Every line in the listing is to be echoed verbatim.
___ SUPPLIED MATERIAL
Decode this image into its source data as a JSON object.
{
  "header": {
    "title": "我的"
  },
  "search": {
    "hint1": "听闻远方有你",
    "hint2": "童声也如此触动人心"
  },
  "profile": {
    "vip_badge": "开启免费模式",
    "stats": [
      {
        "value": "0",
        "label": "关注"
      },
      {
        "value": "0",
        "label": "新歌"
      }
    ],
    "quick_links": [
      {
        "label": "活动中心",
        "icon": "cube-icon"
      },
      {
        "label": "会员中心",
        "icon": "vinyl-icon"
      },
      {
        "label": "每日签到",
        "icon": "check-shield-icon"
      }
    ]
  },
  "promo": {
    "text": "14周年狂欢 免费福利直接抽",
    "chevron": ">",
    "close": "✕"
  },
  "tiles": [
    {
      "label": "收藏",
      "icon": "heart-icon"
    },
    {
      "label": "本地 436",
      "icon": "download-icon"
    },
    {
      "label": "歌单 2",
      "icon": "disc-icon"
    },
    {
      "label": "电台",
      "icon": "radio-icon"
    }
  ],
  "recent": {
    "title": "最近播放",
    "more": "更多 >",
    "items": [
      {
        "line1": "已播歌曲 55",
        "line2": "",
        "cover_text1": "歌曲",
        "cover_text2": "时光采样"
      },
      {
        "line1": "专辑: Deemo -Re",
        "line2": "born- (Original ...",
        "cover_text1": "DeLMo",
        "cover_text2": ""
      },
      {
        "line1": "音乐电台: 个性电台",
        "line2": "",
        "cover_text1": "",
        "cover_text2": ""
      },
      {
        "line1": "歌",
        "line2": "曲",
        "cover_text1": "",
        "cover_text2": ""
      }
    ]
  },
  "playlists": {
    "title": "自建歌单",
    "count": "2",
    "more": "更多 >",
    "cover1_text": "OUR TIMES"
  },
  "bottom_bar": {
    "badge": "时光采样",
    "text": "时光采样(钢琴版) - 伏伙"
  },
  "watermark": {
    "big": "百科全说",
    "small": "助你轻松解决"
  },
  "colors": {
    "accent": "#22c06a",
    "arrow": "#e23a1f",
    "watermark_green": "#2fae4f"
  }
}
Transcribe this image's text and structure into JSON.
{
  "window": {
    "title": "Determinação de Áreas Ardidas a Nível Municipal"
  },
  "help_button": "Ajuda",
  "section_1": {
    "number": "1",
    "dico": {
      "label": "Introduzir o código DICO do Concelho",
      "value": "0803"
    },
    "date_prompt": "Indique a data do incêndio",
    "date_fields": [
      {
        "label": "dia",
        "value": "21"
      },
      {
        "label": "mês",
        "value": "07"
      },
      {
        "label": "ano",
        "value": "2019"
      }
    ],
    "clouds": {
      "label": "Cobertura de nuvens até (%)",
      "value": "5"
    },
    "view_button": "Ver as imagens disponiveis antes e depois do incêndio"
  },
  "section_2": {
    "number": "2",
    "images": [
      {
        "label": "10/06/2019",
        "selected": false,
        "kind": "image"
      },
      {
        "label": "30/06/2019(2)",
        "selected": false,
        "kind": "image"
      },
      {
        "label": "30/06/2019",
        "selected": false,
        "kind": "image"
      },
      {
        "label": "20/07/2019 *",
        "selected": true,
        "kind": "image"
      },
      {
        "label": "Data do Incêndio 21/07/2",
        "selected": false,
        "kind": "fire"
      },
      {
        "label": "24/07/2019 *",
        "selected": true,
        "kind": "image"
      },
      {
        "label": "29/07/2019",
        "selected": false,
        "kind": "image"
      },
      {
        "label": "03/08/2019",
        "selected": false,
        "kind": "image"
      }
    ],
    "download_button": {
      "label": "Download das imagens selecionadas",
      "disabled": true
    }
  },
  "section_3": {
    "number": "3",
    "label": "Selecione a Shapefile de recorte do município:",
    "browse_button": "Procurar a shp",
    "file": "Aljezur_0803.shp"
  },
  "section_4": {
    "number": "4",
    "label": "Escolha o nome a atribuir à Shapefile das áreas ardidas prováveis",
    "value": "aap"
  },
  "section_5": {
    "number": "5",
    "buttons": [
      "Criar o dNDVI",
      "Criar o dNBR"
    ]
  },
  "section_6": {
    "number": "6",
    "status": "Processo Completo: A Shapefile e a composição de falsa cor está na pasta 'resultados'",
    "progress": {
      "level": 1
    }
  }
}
______
• _THE ANSWER_:
Decode this image into its source data as a JSON object.
{
  "header": {
    "title": "我的"
  },
  "search": {
    "hint1": "听闻远方有你",
    "hint2": "童声也如此触动人心"
  },
  "profile": {
    "vip_badge": "开启免费模式",
    "stats": [
      {
        "value": "0",
        "label": "关注"
      },
      {
        "value": "0",
        "label": "新歌"
      }
    ],
    "quick_links": [
      {
        "label": "活动中心",
        "icon": "cube-icon"
      },
      {
        "label": "会员中心",
        "icon": "vinyl-icon"
      },
      {
        "label": "每日签到",
        "icon": "check-shield-icon"
      }
    ]
  },
  "promo": {
    "text": "14周年狂欢 免费福利直接抽",
    "chevron": ">",
    "close": "✕"
  },
  "tiles": [
    {
      "label": "收藏",
      "icon": "heart-icon"
    },
    {
      "label": "本地 436",
      "icon": "download-icon"
    },
    {
      "label": "歌单 2",
      "icon": "disc-icon"
    },
    {
      "label": "电台",
      "icon": "radio-icon"
    }
  ],
  "recent": {
    "title": "最近播放",
    "more": "更多 >",
    "items": [
      {
        "line1": "已播歌曲 55",
        "line2": "",
        "cover_text1": "歌曲",
        "cover_text2": "时光采样"
      },
      {
        "line1": "专辑: Deemo -Re",
        "line2": "born- (Original ...",
        "cover_text1": "DeLMo",
        "cover_text2": ""
      },
      {
        "line1": "音乐电台: 个性电台",
        "line2": "",
        "cover_text1": "",
        "cover_text2": ""
      },
      {
        "line1": "歌",
        "line2": "曲",
        "cover_text1": "",
        "cover_text2": ""
      }
    ]
  },
  "playlists": {
    "title": "自建歌单",
    "count": "2",
    "more": "更多 >",
    "cover1_text": "OUR TIMES"
  },
  "bottom_bar": {
    "badge": "时光采样",
    "text": "时光采样(钢琴版) - 伏伙"
  },
  "watermark": {
    "big": "百科全说",
    "small": "助你轻松解决"
  },
  "colors": {
    "accent": "#22c06a",
    "arrow": "#e23a1f",
    "watermark_green": "#2fae4f"
  }
}
Transcribe this image's text and structure into JSON.
{
  "window": {
    "title": "Determinação de Áreas Ardidas a Nível Municipal"
  },
  "help_button": "Ajuda",
  "section_1": {
    "number": "1",
    "dico": {
      "label": "Introduzir o código DICO do Concelho",
      "value": "0803"
    },
    "date_prompt": "Indique a data do incêndio",
    "date_fields": [
      {
        "label": "dia",
        "value": "21"
      },
      {
        "label": "mês",
        "value": "07"
      },
      {
        "label": "ano",
        "value": "2019"
      }
    ],
    "clouds": {
      "label": "Cobertura de nuvens até (%)",
      "value": "5"
    },
    "view_button": "Ver as imagens disponiveis antes e depois do incêndio"
  },
  "section_2": {
    "number": "2",
    "images": [
      {
        "label": "10/06/2019",
        "selected": false,
        "kind": "image"
      },
      {
        "label": "30/06/2019(2)",
        "selected": false,
        "kind": "image"
      },
      {
        "label": "30/06/2019",
        "selected": false,
        "kind": "image"
      },
      {
        "label": "20/07/2019 *",
        "selected": true,
        "kind": "image"
      },
      {
        "label": "Data do Incêndio 21/07/2",
        "selected": false,
        "kind": "fire"
      },
      {
        "label": "24/07/2019 *",
        "selected": true,
        "kind": "image"
      },
      {
        "label": "29/07/2019",
        "selected": false,
        "kind": "image"
      },
      {
        "label": "03/08/2019",
        "selected": false,
        "kind": "image"
      }
    ],
    "download_button": {
      "label": "Download das imagens selecionadas",
      "disabled": true
    }
  },
  "section_3": {
    "number": "3",
    "label": "Selecione a Shapefile de recorte do município:",
    "browse_button": "Procurar a shp",
    "file": "Aljezur_0803.shp"
  },
  "section_4": {
    "number": "4",
    "label": "Escolha o nome a atribuir à Shapefile das áreas ardidas prováveis",
    "value": "aap"
  },
  "section_5": {
    "number": "5",
    "buttons": [
      "Criar o dNDVI",
      "Criar o dNBR"
    ]
  },
  "section_6": {
    "number": "6",
    "status": "Processo Completo: A Shapefile e a composição de falsa cor está na pasta 'resultados'",
    "progress": {
      "level": 1
    }
  }
}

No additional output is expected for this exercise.